Every line that contains the word "filtered" should be copied out.
══ Dataset ══
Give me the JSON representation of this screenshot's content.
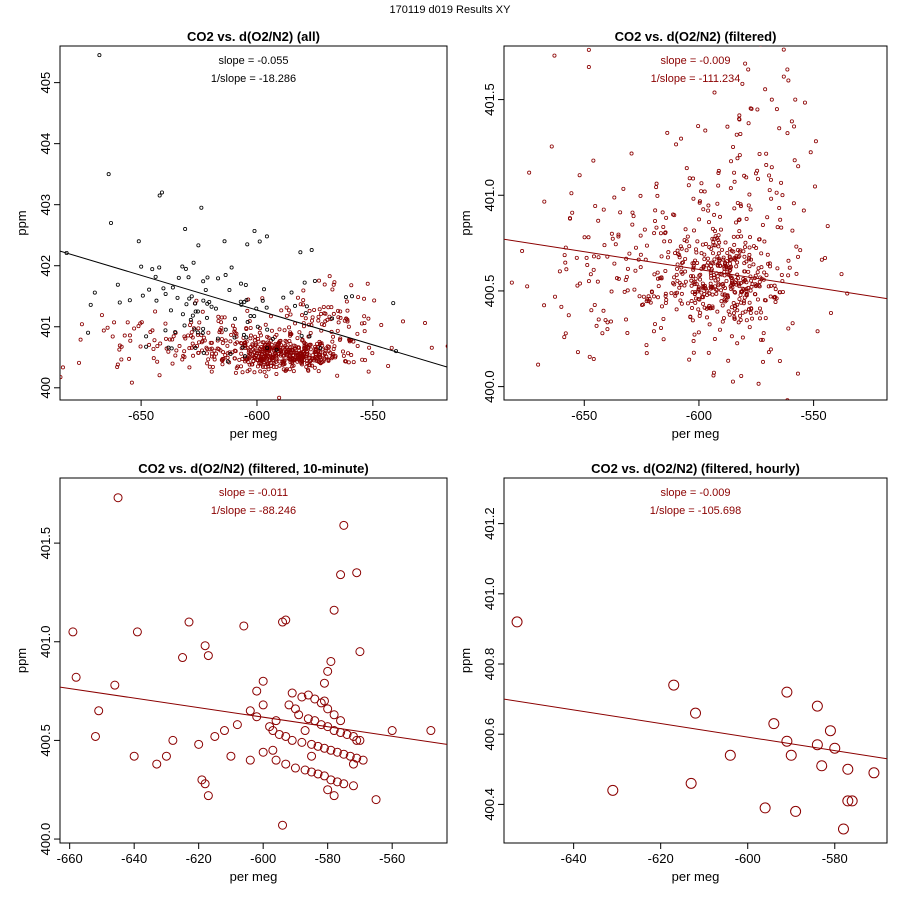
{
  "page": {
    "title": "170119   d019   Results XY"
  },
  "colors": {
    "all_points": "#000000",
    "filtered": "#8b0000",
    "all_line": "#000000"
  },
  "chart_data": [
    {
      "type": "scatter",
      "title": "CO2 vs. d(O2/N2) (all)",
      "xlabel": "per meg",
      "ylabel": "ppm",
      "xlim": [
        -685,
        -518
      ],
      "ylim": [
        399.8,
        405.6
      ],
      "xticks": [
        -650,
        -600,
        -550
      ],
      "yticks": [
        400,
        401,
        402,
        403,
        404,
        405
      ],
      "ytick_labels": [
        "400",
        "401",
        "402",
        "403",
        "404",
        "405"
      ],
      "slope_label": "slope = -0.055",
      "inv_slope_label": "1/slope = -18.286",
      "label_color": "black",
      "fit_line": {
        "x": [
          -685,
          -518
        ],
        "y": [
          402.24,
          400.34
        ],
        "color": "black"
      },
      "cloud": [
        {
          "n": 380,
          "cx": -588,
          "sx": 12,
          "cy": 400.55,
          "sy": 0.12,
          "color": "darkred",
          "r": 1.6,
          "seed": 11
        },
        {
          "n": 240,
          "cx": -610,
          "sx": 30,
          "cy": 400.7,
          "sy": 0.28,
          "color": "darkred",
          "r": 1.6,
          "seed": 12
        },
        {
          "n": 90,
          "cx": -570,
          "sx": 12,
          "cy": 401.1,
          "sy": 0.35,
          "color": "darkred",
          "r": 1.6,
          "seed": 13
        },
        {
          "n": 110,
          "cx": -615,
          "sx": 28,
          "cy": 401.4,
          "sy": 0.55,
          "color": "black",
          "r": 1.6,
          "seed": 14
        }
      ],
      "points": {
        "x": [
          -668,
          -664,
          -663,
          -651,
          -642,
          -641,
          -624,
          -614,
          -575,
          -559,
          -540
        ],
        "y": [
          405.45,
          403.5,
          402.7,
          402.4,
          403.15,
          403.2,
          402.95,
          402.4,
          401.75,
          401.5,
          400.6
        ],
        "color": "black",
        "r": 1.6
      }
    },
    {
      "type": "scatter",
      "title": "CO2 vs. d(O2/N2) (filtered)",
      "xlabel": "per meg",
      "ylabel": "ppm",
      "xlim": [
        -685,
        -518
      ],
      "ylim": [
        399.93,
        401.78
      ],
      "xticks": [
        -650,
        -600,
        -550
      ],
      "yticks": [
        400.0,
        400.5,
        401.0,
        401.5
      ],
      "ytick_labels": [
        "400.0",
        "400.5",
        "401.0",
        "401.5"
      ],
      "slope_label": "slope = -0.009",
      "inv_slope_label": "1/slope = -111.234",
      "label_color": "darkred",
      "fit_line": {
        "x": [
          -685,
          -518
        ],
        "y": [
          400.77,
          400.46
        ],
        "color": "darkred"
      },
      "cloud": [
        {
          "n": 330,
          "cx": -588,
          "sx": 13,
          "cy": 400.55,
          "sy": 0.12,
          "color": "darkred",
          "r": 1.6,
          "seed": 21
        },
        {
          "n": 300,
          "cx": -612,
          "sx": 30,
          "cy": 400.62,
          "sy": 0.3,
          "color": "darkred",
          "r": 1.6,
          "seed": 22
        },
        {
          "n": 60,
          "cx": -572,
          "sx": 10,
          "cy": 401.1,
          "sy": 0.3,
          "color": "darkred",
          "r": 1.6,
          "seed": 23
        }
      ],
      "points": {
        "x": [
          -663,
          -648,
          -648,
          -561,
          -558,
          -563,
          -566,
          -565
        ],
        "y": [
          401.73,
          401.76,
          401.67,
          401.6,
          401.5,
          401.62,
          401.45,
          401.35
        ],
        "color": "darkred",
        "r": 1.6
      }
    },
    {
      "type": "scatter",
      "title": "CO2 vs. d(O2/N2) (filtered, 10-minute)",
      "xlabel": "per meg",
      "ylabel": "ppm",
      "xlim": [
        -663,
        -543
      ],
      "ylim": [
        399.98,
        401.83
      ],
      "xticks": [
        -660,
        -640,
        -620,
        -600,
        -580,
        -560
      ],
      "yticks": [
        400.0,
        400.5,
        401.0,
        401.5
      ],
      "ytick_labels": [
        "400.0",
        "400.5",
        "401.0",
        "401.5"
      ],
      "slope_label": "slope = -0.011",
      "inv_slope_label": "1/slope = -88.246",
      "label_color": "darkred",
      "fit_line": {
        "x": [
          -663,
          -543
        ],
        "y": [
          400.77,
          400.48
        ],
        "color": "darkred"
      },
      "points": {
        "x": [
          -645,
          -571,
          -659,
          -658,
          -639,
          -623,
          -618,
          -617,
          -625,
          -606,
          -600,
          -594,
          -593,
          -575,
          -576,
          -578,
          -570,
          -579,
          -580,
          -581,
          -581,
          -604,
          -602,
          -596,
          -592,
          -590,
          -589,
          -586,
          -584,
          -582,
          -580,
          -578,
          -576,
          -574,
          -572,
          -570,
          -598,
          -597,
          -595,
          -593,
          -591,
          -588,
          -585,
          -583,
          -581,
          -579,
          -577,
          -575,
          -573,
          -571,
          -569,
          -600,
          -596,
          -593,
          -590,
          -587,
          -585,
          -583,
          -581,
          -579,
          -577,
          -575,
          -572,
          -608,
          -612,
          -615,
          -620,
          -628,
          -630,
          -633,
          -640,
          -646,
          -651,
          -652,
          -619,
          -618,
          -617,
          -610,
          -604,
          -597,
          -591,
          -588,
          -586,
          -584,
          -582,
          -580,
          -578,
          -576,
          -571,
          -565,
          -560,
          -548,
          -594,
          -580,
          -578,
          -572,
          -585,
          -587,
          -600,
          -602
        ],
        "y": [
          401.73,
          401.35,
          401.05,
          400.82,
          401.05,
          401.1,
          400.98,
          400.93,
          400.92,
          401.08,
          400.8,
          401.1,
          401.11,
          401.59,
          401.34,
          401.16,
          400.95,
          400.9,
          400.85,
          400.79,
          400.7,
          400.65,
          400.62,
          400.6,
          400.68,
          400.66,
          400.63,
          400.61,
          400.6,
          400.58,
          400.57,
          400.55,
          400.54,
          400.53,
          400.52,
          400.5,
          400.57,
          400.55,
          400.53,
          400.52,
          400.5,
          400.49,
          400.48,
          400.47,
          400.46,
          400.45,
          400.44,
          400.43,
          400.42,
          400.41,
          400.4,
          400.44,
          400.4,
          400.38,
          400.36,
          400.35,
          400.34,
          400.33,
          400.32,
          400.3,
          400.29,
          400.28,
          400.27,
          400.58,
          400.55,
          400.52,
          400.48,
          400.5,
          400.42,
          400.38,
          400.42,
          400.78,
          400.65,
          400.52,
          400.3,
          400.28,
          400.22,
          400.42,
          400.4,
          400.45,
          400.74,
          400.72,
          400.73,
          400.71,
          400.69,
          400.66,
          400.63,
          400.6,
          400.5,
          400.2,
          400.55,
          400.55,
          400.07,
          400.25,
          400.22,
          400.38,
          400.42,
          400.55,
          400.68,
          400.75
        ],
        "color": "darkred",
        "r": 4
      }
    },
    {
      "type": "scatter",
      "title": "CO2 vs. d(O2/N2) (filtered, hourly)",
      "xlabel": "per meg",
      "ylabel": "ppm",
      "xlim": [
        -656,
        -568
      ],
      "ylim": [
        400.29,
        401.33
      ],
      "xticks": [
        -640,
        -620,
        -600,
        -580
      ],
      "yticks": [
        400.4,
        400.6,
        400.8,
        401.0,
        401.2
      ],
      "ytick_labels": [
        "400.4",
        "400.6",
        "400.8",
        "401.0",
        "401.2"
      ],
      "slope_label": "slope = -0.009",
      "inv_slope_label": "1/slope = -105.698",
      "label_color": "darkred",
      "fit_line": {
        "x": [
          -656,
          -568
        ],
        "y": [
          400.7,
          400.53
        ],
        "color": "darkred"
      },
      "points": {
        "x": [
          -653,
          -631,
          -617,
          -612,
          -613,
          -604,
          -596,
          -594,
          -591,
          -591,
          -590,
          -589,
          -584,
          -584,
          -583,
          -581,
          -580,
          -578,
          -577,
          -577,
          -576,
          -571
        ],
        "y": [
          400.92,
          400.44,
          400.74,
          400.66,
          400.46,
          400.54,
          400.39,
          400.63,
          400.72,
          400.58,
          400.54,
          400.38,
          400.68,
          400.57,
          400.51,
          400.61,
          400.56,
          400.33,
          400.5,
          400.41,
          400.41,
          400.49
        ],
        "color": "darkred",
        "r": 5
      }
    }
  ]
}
═══
══ Dataset ══
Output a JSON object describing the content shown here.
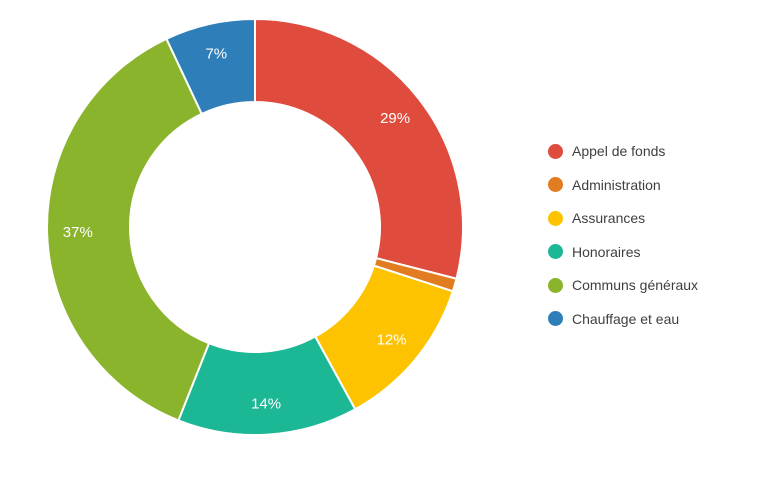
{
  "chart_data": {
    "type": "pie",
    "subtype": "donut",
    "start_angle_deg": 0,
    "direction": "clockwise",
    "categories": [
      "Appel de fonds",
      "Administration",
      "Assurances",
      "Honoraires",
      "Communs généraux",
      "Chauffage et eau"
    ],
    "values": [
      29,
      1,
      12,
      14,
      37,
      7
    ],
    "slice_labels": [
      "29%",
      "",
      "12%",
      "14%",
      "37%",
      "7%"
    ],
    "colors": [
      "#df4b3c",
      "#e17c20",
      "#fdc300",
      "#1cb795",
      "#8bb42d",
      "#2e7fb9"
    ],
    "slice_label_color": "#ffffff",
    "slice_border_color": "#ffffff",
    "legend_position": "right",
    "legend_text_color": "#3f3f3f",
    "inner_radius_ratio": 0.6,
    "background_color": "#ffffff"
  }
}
═══
### Result
    "filtered": "#8b0000",
      "title": "CO2 vs. d(O2/N2) (filtered)",
      "title": "CO2 vs. d(O2/N2) (filtered, 10-minute)",
      "title": "CO2 vs. d(O2/N2) (filtered, hourly)",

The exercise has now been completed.